# [What the task asks]
Find every line below that contains the word "Editor" and copy it out.

# [Information given]
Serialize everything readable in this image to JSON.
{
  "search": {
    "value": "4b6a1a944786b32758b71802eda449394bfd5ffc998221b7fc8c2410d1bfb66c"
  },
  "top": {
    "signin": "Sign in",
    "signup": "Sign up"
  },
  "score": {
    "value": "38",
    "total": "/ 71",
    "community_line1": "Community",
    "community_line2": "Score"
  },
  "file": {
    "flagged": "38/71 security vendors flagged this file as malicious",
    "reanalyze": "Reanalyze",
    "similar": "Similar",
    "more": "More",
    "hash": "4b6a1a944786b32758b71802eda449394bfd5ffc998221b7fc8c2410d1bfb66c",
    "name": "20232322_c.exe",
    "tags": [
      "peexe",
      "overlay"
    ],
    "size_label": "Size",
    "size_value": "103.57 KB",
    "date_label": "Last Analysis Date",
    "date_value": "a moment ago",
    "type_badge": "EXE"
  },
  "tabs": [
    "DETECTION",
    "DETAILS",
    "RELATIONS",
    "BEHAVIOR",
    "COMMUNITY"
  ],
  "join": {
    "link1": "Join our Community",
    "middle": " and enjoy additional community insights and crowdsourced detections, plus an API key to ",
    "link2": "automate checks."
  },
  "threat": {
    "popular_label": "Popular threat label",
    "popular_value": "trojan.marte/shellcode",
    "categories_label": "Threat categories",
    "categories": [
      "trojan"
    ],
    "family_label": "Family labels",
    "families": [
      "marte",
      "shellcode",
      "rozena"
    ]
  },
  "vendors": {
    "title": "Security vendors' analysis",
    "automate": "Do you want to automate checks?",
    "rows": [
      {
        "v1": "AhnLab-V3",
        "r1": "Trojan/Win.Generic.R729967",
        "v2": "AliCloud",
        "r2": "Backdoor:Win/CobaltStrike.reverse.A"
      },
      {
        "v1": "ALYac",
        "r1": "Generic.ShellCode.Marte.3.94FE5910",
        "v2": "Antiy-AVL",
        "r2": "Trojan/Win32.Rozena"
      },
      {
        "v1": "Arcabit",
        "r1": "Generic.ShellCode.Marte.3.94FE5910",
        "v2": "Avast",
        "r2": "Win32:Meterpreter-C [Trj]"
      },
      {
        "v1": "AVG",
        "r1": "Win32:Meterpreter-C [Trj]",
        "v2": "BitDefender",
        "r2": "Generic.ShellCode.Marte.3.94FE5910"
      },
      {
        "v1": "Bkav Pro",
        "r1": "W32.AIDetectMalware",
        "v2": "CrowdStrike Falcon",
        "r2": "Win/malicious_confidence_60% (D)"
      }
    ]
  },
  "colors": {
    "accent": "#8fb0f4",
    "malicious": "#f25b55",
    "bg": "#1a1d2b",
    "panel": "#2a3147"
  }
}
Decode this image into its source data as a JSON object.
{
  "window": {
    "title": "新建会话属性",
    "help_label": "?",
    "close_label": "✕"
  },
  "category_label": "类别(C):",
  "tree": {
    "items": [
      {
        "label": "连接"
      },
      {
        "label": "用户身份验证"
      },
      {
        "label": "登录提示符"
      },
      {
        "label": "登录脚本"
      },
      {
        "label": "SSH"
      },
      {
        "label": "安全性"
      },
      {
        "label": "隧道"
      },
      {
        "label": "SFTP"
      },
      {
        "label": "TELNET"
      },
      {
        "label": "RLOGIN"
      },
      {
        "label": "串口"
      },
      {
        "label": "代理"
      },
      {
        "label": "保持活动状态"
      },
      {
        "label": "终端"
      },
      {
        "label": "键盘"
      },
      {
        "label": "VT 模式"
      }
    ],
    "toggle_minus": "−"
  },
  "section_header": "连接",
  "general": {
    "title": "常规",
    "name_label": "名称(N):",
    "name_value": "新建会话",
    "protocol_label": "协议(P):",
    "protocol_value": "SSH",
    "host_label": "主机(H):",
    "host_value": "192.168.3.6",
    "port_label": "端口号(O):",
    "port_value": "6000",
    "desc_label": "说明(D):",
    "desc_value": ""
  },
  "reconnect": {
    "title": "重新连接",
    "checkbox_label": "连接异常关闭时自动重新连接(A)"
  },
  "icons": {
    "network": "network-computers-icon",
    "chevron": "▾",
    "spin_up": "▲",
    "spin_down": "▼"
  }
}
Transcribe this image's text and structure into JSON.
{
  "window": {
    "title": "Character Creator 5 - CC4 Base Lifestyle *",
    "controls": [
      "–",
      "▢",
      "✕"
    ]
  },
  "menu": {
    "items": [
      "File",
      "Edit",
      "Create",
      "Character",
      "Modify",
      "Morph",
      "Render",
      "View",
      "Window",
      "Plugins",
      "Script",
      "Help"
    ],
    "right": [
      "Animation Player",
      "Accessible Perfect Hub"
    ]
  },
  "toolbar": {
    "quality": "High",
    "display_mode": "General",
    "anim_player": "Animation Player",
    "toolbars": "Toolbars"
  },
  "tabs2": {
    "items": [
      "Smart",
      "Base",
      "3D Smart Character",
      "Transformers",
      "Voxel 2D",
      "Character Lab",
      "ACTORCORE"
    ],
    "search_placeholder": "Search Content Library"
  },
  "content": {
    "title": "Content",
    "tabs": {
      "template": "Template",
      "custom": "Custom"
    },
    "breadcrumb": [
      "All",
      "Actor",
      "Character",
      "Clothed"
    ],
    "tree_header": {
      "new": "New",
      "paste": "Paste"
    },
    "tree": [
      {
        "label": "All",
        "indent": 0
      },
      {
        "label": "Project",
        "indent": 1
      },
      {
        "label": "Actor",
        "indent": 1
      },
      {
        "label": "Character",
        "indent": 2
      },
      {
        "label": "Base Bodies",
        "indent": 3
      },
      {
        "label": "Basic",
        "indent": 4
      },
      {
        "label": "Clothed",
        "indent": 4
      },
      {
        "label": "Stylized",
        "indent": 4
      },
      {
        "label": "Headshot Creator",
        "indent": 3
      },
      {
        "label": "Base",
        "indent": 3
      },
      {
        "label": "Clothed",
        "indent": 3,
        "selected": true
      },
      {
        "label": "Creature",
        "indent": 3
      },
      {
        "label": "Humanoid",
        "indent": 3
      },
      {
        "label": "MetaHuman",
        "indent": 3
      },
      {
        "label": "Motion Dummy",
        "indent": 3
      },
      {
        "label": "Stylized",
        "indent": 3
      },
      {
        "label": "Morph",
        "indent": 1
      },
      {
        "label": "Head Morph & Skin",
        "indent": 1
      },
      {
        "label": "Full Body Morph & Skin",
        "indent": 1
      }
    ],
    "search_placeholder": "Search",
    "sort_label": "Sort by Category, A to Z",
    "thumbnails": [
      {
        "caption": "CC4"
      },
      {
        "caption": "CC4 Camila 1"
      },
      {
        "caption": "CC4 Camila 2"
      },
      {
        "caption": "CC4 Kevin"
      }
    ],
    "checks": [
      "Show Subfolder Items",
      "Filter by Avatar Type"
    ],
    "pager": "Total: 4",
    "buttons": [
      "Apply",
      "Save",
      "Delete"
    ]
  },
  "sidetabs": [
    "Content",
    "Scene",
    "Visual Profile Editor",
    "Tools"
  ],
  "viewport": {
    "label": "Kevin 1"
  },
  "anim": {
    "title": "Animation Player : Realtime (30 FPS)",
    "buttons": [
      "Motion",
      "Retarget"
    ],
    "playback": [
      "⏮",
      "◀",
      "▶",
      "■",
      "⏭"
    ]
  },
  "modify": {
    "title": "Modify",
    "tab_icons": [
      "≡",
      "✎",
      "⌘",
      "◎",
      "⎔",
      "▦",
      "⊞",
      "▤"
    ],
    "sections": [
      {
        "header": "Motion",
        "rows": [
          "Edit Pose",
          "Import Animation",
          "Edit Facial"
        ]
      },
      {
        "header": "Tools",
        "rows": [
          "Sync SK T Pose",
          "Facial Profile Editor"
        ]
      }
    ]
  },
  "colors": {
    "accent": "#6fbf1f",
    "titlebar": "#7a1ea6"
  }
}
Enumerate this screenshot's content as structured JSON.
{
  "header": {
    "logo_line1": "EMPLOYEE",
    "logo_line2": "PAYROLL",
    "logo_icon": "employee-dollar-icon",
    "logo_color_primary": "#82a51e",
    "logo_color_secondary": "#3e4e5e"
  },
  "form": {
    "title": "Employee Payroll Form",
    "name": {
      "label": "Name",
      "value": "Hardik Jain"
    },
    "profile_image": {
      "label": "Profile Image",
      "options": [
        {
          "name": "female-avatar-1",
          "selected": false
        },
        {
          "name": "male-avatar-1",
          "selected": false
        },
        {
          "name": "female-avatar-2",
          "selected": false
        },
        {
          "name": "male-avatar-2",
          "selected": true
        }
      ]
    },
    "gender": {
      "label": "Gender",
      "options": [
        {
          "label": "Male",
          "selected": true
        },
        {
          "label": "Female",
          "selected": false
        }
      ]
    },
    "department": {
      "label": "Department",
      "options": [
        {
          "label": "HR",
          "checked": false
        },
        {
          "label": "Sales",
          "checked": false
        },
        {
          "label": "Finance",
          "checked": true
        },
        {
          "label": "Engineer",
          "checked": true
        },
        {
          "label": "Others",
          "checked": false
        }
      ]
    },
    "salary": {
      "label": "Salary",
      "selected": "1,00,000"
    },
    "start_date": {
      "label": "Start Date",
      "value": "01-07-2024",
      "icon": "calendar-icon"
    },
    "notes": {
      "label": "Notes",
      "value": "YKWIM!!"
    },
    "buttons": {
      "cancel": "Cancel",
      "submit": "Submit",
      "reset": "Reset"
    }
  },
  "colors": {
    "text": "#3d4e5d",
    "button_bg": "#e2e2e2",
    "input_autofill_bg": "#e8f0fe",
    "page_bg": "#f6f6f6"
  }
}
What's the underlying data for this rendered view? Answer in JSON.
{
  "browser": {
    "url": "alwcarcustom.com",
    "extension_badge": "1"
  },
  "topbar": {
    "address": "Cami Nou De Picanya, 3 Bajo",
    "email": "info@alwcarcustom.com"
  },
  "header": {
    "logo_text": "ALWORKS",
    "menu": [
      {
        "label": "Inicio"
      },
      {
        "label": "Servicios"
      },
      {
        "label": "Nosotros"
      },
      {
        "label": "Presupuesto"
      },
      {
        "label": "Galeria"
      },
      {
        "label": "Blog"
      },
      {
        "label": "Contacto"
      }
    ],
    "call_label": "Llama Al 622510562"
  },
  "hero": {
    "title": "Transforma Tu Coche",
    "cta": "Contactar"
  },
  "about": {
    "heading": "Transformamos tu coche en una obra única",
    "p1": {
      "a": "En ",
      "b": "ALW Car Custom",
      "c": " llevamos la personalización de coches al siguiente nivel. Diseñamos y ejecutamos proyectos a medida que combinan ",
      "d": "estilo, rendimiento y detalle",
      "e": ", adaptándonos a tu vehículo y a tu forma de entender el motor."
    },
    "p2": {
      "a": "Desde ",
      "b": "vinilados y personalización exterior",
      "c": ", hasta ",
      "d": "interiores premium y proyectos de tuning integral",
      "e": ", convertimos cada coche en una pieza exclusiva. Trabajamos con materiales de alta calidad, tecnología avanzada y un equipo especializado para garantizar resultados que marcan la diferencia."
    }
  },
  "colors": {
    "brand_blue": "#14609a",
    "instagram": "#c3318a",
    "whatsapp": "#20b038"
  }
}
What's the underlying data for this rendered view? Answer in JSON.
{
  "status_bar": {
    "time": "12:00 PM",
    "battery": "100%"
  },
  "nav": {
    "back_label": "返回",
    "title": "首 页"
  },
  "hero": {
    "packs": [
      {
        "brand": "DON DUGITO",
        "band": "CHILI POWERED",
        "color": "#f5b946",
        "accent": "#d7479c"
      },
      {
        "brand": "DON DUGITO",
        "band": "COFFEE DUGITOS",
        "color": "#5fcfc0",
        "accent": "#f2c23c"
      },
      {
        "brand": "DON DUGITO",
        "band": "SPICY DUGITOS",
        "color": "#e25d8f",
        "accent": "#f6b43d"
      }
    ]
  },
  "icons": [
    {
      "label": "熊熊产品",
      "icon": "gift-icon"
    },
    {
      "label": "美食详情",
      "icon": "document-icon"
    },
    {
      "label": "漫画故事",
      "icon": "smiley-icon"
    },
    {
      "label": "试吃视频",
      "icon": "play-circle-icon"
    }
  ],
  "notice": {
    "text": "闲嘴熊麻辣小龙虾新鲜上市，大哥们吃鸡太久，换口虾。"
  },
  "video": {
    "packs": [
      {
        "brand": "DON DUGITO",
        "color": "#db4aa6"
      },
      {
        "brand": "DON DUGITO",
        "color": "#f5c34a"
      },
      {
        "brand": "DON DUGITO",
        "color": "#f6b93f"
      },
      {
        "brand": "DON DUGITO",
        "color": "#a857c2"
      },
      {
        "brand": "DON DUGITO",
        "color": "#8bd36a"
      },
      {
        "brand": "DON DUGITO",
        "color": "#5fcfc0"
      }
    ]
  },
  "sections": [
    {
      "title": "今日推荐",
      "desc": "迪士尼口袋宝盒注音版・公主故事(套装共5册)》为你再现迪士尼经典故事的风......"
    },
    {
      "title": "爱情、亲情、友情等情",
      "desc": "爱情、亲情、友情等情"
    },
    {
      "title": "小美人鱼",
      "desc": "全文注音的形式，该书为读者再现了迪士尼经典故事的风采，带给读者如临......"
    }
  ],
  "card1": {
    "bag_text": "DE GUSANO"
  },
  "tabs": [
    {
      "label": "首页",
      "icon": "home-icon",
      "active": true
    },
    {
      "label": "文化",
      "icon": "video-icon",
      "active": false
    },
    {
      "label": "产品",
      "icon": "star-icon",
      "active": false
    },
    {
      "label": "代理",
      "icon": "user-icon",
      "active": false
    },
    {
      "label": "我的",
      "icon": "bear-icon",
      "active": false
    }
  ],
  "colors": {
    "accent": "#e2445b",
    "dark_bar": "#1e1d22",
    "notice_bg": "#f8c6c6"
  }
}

# [Finished task]
    "Visual Profile Editor",
          "Facial Profile Editor"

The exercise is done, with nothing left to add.